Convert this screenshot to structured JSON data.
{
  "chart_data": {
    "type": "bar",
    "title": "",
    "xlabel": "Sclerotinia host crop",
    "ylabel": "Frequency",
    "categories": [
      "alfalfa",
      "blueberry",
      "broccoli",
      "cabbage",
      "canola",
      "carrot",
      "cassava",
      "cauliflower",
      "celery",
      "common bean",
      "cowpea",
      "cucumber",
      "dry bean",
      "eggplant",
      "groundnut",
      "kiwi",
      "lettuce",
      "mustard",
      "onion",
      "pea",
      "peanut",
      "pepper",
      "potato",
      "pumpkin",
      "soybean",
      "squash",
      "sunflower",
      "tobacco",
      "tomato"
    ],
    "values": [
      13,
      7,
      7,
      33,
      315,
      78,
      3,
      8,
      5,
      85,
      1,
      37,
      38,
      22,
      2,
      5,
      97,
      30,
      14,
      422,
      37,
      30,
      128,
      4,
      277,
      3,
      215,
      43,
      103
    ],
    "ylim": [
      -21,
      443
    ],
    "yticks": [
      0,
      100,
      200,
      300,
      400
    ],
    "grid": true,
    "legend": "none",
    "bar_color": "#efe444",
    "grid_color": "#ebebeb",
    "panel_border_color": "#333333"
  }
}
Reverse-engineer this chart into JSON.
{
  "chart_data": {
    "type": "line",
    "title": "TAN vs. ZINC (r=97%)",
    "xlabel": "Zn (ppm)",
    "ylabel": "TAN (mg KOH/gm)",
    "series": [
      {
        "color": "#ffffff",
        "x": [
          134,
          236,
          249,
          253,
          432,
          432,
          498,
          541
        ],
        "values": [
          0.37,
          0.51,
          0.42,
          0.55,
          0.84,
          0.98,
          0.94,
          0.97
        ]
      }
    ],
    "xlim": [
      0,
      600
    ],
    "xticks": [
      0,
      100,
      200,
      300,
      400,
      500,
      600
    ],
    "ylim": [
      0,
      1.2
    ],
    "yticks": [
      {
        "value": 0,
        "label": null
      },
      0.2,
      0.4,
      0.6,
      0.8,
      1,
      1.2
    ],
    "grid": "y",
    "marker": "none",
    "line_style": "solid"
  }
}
++++++++
**TASK TO CARRY OUT**
From the listing above, reproduce all the lines exactly.

**CORRECT RESPONSE**
Convert this screenshot to structured JSON data.
{
  "chart_data": {
    "type": "bar",
    "title": "",
    "xlabel": "Sclerotinia host crop",
    "ylabel": "Frequency",
    "categories": [
      "alfalfa",
      "blueberry",
      "broccoli",
      "cabbage",
      "canola",
      "carrot",
      "cassava",
      "cauliflower",
      "celery",
      "common bean",
      "cowpea",
      "cucumber",
      "dry bean",
      "eggplant",
      "groundnut",
      "kiwi",
      "lettuce",
      "mustard",
      "onion",
      "pea",
      "peanut",
      "pepper",
      "potato",
      "pumpkin",
      "soybean",
      "squash",
      "sunflower",
      "tobacco",
      "tomato"
    ],
    "values": [
      13,
      7,
      7,
      33,
      315,
      78,
      3,
      8,
      5,
      85,
      1,
      37,
      38,
      22,
      2,
      5,
      97,
      30,
      14,
      422,
      37,
      30,
      128,
      4,
      277,
      3,
      215,
      43,
      103
    ],
    "ylim": [
      -21,
      443
    ],
    "yticks": [
      0,
      100,
      200,
      300,
      400
    ],
    "grid": true,
    "legend": "none",
    "bar_color": "#efe444",
    "grid_color": "#ebebeb",
    "panel_border_color": "#333333"
  }
}
Reverse-engineer this chart into JSON.
{
  "chart_data": {
    "type": "line",
    "title": "TAN vs. ZINC (r=97%)",
    "xlabel": "Zn (ppm)",
    "ylabel": "TAN (mg KOH/gm)",
    "series": [
      {
        "color": "#ffffff",
        "x": [
          134,
          236,
          249,
          253,
          432,
          432,
          498,
          541
        ],
        "values": [
          0.37,
          0.51,
          0.42,
          0.55,
          0.84,
          0.98,
          0.94,
          0.97
        ]
      }
    ],
    "xlim": [
      0,
      600
    ],
    "xticks": [
      0,
      100,
      200,
      300,
      400,
      500,
      600
    ],
    "ylim": [
      0,
      1.2
    ],
    "yticks": [
      {
        "value": 0,
        "label": null
      },
      0.2,
      0.4,
      0.6,
      0.8,
      1,
      1.2
    ],
    "grid": "y",
    "marker": "none",
    "line_style": "solid"
  }
}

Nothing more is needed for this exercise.